(What to produce): Copy each line of the listing below exactly.

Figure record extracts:
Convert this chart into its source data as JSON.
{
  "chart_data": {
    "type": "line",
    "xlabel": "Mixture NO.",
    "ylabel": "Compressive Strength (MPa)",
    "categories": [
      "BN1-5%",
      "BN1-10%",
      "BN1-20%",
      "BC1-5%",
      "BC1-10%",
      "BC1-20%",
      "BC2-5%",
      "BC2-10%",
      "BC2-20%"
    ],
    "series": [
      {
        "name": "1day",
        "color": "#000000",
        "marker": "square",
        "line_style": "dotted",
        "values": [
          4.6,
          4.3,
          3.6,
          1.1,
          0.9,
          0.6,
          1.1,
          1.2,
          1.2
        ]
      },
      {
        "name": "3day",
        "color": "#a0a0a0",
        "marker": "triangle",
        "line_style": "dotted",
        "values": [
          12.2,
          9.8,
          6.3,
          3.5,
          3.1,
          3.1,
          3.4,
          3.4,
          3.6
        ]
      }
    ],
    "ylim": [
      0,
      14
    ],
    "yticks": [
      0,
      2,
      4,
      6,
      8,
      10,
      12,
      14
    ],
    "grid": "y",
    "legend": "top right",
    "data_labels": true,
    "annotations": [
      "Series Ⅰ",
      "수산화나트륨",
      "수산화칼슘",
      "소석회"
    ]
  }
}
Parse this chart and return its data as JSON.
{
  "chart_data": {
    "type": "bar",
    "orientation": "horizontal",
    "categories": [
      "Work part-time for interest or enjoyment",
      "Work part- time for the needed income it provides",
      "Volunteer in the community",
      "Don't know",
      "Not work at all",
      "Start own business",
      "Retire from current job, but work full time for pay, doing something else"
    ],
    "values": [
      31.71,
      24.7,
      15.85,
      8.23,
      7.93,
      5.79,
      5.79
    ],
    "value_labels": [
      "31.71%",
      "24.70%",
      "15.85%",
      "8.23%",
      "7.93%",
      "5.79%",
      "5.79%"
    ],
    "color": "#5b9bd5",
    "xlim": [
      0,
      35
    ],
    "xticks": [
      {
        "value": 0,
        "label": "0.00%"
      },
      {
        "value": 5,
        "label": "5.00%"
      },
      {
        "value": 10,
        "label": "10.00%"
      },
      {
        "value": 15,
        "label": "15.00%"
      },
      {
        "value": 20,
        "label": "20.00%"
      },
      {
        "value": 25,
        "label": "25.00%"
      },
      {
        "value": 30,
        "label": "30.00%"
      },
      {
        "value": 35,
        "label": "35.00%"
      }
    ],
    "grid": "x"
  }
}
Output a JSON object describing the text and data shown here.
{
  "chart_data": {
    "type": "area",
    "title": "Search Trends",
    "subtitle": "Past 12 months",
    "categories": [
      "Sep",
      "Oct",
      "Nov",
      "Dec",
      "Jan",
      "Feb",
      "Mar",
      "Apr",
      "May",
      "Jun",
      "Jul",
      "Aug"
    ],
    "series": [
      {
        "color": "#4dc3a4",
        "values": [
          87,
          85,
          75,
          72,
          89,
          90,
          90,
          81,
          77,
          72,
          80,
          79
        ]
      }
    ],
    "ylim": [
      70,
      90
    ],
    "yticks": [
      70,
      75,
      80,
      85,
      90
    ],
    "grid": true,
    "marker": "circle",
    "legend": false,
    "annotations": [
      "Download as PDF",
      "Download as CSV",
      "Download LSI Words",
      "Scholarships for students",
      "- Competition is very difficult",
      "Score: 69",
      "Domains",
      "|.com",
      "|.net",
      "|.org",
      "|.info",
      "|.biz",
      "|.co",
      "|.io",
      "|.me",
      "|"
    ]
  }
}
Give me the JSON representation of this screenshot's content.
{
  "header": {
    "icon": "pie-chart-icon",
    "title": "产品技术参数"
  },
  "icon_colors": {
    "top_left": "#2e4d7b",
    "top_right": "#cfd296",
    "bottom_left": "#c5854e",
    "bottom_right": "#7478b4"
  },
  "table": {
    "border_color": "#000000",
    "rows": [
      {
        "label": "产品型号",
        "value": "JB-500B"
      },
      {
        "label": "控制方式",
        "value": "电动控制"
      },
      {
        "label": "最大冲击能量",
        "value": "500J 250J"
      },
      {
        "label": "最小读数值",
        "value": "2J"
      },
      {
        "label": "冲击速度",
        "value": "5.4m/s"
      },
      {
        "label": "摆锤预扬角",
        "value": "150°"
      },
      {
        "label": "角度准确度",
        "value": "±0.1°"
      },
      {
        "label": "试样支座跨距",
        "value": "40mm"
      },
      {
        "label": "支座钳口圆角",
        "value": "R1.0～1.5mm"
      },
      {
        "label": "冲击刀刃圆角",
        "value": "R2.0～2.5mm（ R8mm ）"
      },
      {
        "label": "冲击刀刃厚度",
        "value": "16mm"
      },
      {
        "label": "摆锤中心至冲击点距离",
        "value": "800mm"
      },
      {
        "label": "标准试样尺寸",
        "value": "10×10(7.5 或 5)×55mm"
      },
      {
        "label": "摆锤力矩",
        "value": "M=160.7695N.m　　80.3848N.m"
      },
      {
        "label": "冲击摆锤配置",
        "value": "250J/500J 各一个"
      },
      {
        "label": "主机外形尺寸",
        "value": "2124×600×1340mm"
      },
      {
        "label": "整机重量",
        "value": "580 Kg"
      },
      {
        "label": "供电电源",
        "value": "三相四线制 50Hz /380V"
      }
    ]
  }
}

(Response to this task):
Convert this chart into its source data as JSON.
{
  "chart_data": {
    "type": "line",
    "xlabel": "Mixture NO.",
    "ylabel": "Compressive Strength (MPa)",
    "categories": [
      "BN1-5%",
      "BN1-10%",
      "BN1-20%",
      "BC1-5%",
      "BC1-10%",
      "BC1-20%",
      "BC2-5%",
      "BC2-10%",
      "BC2-20%"
    ],
    "series": [
      {
        "name": "1day",
        "color": "#000000",
        "marker": "square",
        "line_style": "dotted",
        "values": [
          4.6,
          4.3,
          3.6,
          1.1,
          0.9,
          0.6,
          1.1,
          1.2,
          1.2
        ]
      },
      {
        "name": "3day",
        "color": "#a0a0a0",
        "marker": "triangle",
        "line_style": "dotted",
        "values": [
          12.2,
          9.8,
          6.3,
          3.5,
          3.1,
          3.1,
          3.4,
          3.4,
          3.6
        ]
      }
    ],
    "ylim": [
      0,
      14
    ],
    "yticks": [
      0,
      2,
      4,
      6,
      8,
      10,
      12,
      14
    ],
    "grid": "y",
    "legend": "top right",
    "data_labels": true,
    "annotations": [
      "Series Ⅰ",
      "수산화나트륨",
      "수산화칼슘",
      "소석회"
    ]
  }
}
Parse this chart and return its data as JSON.
{
  "chart_data": {
    "type": "bar",
    "orientation": "horizontal",
    "categories": [
      "Work part-time for interest or enjoyment",
      "Work part- time for the needed income it provides",
      "Volunteer in the community",
      "Don't know",
      "Not work at all",
      "Start own business",
      "Retire from current job, but work full time for pay, doing something else"
    ],
    "values": [
      31.71,
      24.7,
      15.85,
      8.23,
      7.93,
      5.79,
      5.79
    ],
    "value_labels": [
      "31.71%",
      "24.70%",
      "15.85%",
      "8.23%",
      "7.93%",
      "5.79%",
      "5.79%"
    ],
    "color": "#5b9bd5",
    "xlim": [
      0,
      35
    ],
    "xticks": [
      {
        "value": 0,
        "label": "0.00%"
      },
      {
        "value": 5,
        "label": "5.00%"
      },
      {
        "value": 10,
        "label": "10.00%"
      },
      {
        "value": 15,
        "label": "15.00%"
      },
      {
        "value": 20,
        "label": "20.00%"
      },
      {
        "value": 25,
        "label": "25.00%"
      },
      {
        "value": 30,
        "label": "30.00%"
      },
      {
        "value": 35,
        "label": "35.00%"
      }
    ],
    "grid": "x"
  }
}
Output a JSON object describing the text and data shown here.
{
  "chart_data": {
    "type": "area",
    "title": "Search Trends",
    "subtitle": "Past 12 months",
    "categories": [
      "Sep",
      "Oct",
      "Nov",
      "Dec",
      "Jan",
      "Feb",
      "Mar",
      "Apr",
      "May",
      "Jun",
      "Jul",
      "Aug"
    ],
    "series": [
      {
        "color": "#4dc3a4",
        "values": [
          87,
          85,
          75,
          72,
          89,
          90,
          90,
          81,
          77,
          72,
          80,
          79
        ]
      }
    ],
    "ylim": [
      70,
      90
    ],
    "yticks": [
      70,
      75,
      80,
      85,
      90
    ],
    "grid": true,
    "marker": "circle",
    "legend": false,
    "annotations": [
      "Download as PDF",
      "Download as CSV",
      "Download LSI Words",
      "Scholarships for students",
      "- Competition is very difficult",
      "Score: 69",
      "Domains",
      "|.com",
      "|.net",
      "|.org",
      "|.info",
      "|.biz",
      "|.co",
      "|.io",
      "|.me",
      "|"
    ]
  }
}
Give me the JSON representation of this screenshot's content.
{
  "header": {
    "icon": "pie-chart-icon",
    "title": "产品技术参数"
  },
  "icon_colors": {
    "top_left": "#2e4d7b",
    "top_right": "#cfd296",
    "bottom_left": "#c5854e",
    "bottom_right": "#7478b4"
  },
  "table": {
    "border_color": "#000000",
    "rows": [
      {
        "label": "产品型号",
        "value": "JB-500B"
      },
      {
        "label": "控制方式",
        "value": "电动控制"
      },
      {
        "label": "最大冲击能量",
        "value": "500J 250J"
      },
      {
        "label": "最小读数值",
        "value": "2J"
      },
      {
        "label": "冲击速度",
        "value": "5.4m/s"
      },
      {
        "label": "摆锤预扬角",
        "value": "150°"
      },
      {
        "label": "角度准确度",
        "value": "±0.1°"
      },
      {
        "label": "试样支座跨距",
        "value": "40mm"
      },
      {
        "label": "支座钳口圆角",
        "value": "R1.0～1.5mm"
      },
      {
        "label": "冲击刀刃圆角",
        "value": "R2.0～2.5mm（ R8mm ）"
      },
      {
        "label": "冲击刀刃厚度",
        "value": "16mm"
      },
      {
        "label": "摆锤中心至冲击点距离",
        "value": "800mm"
      },
      {
        "label": "标准试样尺寸",
        "value": "10×10(7.5 或 5)×55mm"
      },
      {
        "label": "摆锤力矩",
        "value": "M=160.7695N.m　　80.3848N.m"
      },
      {
        "label": "冲击摆锤配置",
        "value": "250J/500J 各一个"
      },
      {
        "label": "主机外形尺寸",
        "value": "2124×600×1340mm"
      },
      {
        "label": "整机重量",
        "value": "580 Kg"
      },
      {
        "label": "供电电源",
        "value": "三相四线制 50Hz /380V"
      }
    ]
  }
}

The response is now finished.